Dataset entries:
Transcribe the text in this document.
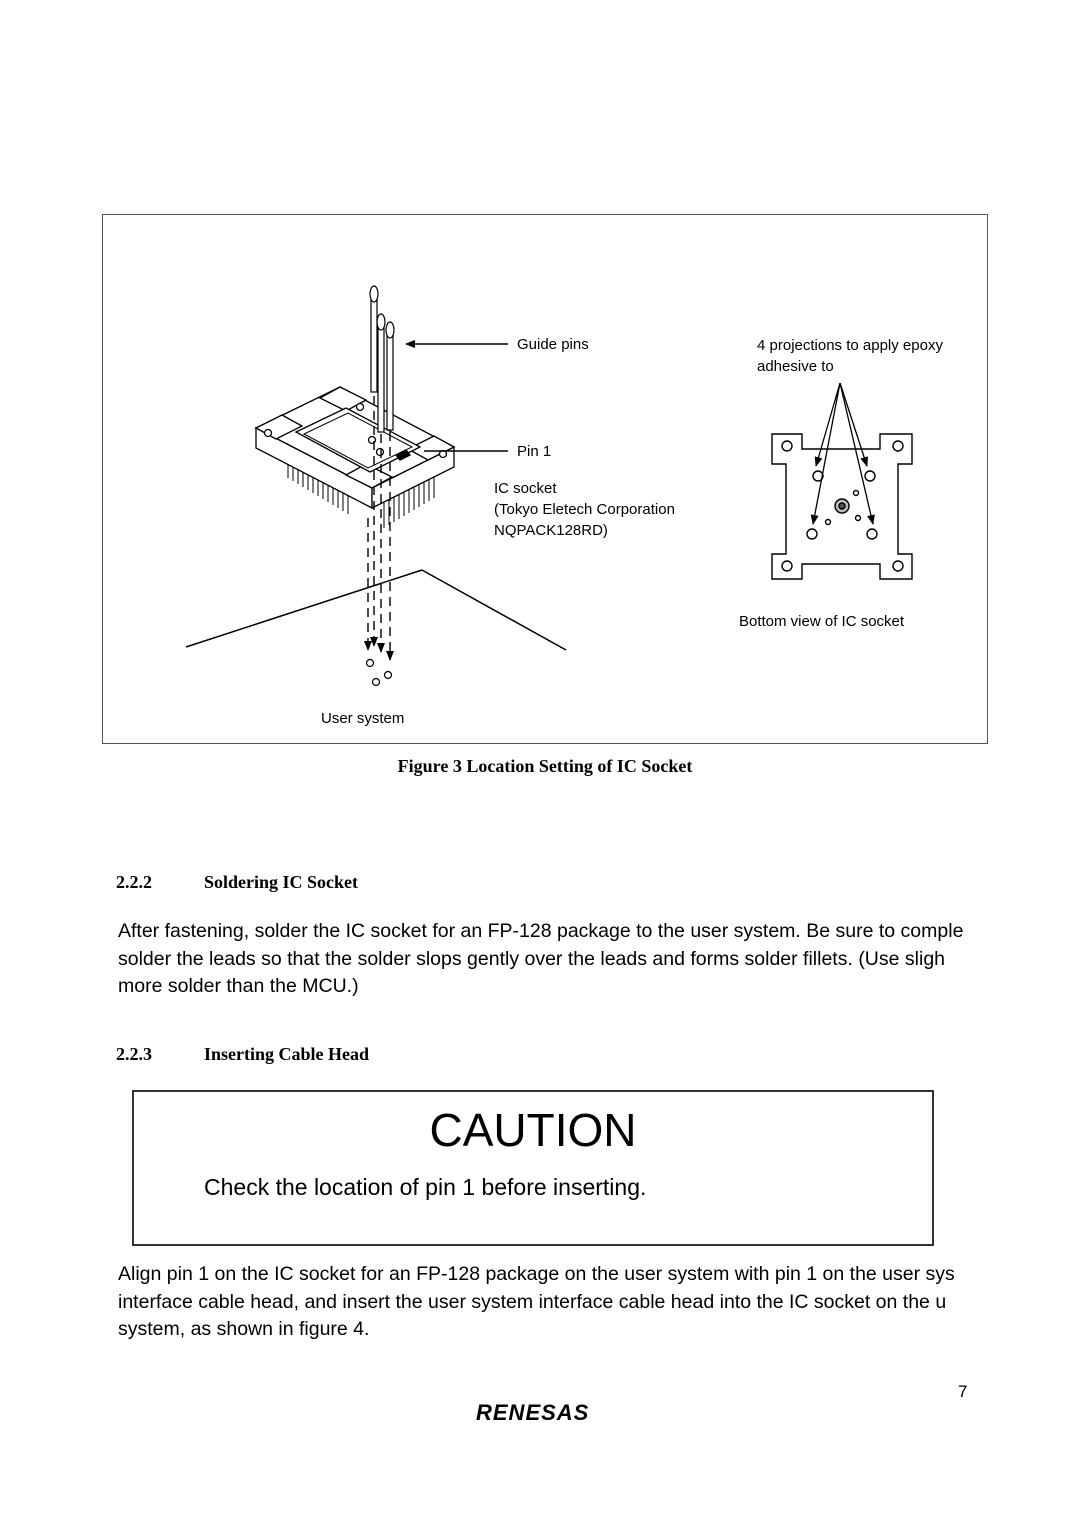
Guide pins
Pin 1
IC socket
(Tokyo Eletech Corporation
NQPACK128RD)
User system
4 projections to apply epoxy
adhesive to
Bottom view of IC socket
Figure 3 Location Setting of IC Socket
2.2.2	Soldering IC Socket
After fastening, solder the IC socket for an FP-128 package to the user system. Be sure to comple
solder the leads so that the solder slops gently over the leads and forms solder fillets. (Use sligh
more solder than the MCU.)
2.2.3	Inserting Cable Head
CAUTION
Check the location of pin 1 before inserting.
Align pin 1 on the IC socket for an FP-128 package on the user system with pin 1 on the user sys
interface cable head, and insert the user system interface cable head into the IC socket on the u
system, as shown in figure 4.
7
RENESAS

* * *

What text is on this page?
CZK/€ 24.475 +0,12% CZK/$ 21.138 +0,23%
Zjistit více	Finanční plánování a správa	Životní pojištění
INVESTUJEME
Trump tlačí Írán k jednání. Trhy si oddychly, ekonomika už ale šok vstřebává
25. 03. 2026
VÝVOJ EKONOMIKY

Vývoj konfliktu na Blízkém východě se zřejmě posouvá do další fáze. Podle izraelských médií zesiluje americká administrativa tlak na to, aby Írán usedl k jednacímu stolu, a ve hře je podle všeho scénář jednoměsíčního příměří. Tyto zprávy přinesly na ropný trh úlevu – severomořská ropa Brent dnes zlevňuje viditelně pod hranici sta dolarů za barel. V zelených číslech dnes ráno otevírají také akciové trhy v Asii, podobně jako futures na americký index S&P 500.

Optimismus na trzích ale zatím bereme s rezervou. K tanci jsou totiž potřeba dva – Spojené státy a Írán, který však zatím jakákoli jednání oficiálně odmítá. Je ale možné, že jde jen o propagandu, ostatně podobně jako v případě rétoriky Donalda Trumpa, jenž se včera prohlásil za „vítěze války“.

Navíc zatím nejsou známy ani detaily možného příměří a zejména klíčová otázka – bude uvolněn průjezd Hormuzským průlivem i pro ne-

...

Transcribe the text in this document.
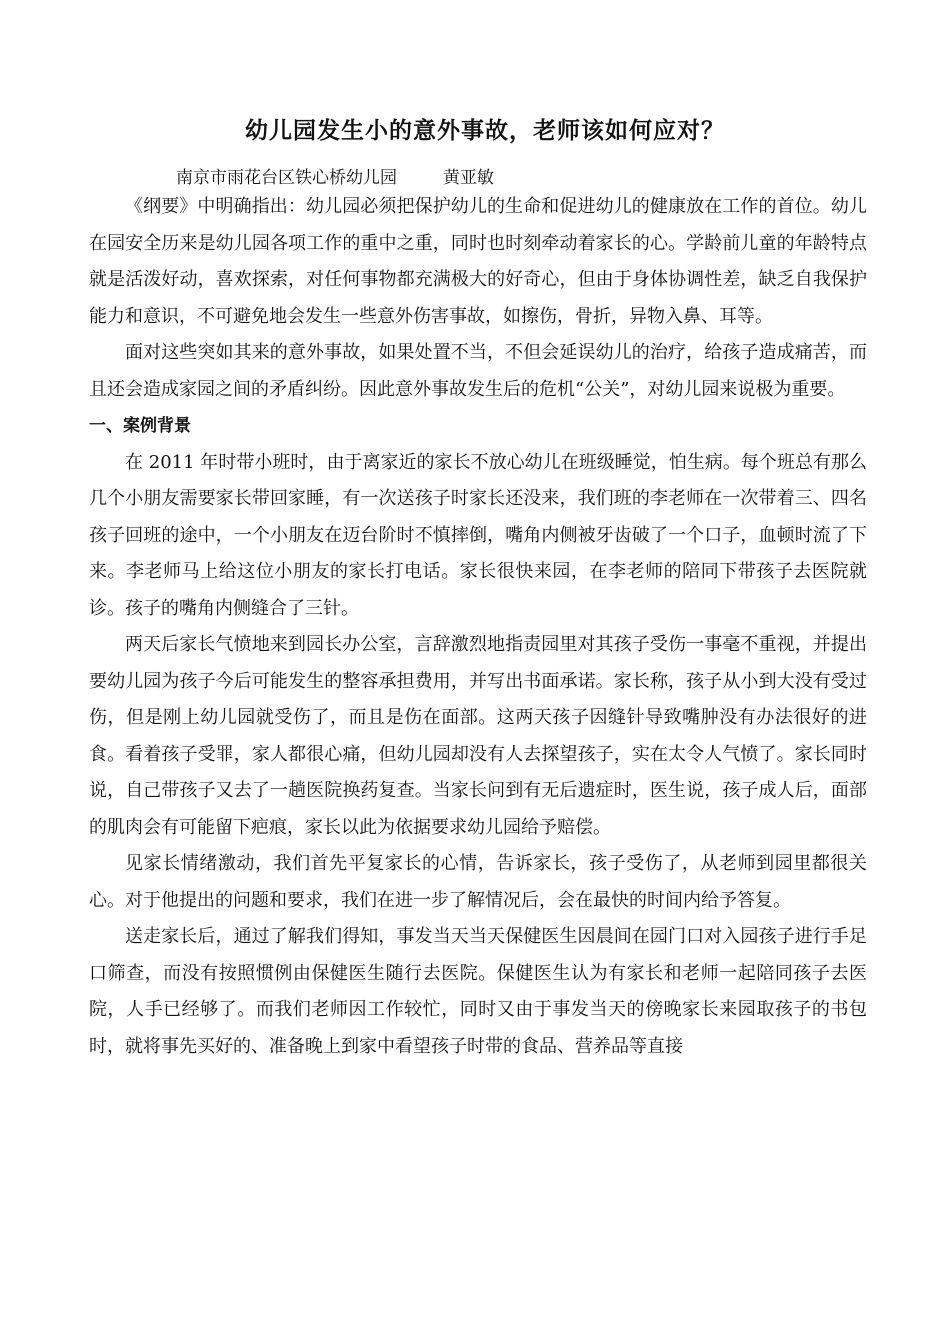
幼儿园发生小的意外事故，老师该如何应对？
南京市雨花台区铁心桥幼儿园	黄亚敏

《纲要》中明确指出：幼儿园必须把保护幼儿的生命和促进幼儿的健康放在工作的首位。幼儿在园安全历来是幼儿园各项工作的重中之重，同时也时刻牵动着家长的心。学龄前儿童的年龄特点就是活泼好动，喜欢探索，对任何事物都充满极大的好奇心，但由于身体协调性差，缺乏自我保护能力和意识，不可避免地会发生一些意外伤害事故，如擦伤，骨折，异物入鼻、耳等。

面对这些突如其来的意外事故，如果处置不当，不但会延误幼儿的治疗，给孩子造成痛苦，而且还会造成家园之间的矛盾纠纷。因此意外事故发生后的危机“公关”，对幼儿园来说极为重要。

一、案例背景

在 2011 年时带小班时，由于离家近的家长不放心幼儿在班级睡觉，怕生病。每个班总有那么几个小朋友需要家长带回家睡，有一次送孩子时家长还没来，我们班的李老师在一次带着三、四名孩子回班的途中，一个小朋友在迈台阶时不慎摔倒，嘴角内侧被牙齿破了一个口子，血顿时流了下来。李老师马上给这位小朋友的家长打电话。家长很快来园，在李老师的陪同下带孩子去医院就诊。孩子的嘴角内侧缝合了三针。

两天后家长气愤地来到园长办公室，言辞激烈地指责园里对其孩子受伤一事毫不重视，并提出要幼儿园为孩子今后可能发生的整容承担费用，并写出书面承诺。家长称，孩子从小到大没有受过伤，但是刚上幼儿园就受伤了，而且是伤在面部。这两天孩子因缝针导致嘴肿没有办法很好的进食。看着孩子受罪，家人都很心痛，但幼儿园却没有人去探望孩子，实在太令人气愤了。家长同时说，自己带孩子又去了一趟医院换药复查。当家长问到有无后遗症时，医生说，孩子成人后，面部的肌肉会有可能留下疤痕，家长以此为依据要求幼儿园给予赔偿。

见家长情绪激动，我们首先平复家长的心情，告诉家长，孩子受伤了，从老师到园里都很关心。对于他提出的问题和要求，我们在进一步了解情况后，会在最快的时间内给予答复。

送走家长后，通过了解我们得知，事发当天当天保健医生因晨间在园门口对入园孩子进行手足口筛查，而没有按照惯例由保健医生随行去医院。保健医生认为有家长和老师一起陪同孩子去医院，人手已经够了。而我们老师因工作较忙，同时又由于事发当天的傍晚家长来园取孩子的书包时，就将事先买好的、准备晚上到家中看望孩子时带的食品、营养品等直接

Objective:
Find how many lines include the string "podobně" and report that number alone.

Answer to the task:
2